◆ **WHAT TO DO**:
Render the rows as a numbered list, starting at the first row and ending at the row that contains "tmt-average-label: Average: 21x: [471, 304, 558, 320]", with both of those rows included. Leave out any blank lines.
── DATA
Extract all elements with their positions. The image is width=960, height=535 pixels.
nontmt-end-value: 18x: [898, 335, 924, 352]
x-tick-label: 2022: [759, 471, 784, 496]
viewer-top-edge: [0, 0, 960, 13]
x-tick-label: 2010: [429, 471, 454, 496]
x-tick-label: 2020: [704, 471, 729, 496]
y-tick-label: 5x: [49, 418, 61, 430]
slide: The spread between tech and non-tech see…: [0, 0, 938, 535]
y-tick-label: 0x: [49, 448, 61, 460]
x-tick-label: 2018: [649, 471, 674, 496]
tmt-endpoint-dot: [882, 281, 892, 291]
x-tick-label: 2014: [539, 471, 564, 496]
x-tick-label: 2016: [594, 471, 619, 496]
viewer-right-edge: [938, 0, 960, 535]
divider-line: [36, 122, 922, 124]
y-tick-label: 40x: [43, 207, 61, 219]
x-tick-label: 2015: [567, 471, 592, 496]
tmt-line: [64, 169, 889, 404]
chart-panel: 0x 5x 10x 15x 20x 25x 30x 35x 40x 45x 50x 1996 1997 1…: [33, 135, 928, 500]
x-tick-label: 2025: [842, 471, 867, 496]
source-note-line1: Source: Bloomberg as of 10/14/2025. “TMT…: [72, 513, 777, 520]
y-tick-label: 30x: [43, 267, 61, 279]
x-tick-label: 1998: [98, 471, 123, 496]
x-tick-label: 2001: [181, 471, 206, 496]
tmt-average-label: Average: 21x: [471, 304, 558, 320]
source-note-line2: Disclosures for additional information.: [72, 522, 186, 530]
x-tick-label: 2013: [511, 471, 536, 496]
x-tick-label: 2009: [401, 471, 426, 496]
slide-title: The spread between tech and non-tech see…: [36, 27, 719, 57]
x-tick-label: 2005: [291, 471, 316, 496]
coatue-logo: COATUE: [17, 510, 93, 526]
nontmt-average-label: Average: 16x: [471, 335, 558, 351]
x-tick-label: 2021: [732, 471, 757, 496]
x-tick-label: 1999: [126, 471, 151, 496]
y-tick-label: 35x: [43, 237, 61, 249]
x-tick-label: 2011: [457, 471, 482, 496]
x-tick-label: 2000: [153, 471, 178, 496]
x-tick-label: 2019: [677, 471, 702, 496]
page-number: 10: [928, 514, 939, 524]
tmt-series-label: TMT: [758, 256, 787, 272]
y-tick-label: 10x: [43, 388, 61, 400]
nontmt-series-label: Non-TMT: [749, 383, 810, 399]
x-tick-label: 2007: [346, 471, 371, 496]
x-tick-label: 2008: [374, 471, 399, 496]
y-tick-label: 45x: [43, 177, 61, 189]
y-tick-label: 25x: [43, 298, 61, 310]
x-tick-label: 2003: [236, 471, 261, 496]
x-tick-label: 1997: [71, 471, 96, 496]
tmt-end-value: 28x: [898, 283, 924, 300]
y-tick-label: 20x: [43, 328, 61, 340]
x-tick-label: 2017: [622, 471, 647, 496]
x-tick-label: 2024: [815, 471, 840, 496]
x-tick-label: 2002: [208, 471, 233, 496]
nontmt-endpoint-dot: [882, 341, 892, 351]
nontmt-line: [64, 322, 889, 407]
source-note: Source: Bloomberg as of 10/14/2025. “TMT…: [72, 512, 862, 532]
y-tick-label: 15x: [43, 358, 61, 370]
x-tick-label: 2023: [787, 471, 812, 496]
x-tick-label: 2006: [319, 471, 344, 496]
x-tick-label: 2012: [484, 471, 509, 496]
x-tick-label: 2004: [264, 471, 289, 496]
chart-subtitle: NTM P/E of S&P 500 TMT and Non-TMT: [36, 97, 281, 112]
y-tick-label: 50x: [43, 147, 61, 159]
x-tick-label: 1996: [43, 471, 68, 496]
────
◆ **SOLUTION FOR THIS TASK**:
1. Extract all elements with their positions. The image is width=960, height=535 pixels.
2. nontmt-end-value: 18x: [898, 335, 924, 352]
3. x-tick-label: 2022: [759, 471, 784, 496]
4. viewer-top-edge: [0, 0, 960, 13]
5. x-tick-label: 2010: [429, 471, 454, 496]
6. x-tick-label: 2020: [704, 471, 729, 496]
7. y-tick-label: 5x: [49, 418, 61, 430]
8. slide: The spread between tech and non-tech see…: [0, 0, 938, 535]
9. y-tick-label: 0x: [49, 448, 61, 460]
10. x-tick-label: 2018: [649, 471, 674, 496]
11. tmt-endpoint-dot: [882, 281, 892, 291]
12. x-tick-label: 2014: [539, 471, 564, 496]
13. x-tick-label: 2016: [594, 471, 619, 496]
14. viewer-right-edge: [938, 0, 960, 535]
15. divider-line: [36, 122, 922, 124]
16. y-tick-label: 40x: [43, 207, 61, 219]
17. x-tick-label: 2015: [567, 471, 592, 496]
18. tmt-line: [64, 169, 889, 404]
19. chart-panel: 0x 5x 10x 15x 20x 25x 30x 35x 40x 45x 50x 1996 1997 1…: [33, 135, 928, 500]
20. x-tick-label: 2025: [842, 471, 867, 496]
21. source-note-line1: Source: Bloomberg as of 10/14/2025. “TMT…: [72, 513, 777, 520]
22. y-tick-label: 30x: [43, 267, 61, 279]
23. x-tick-label: 1998: [98, 471, 123, 496]
24. x-tick-label: 2001: [181, 471, 206, 496]
25. tmt-average-label: Average: 21x: [471, 304, 558, 320]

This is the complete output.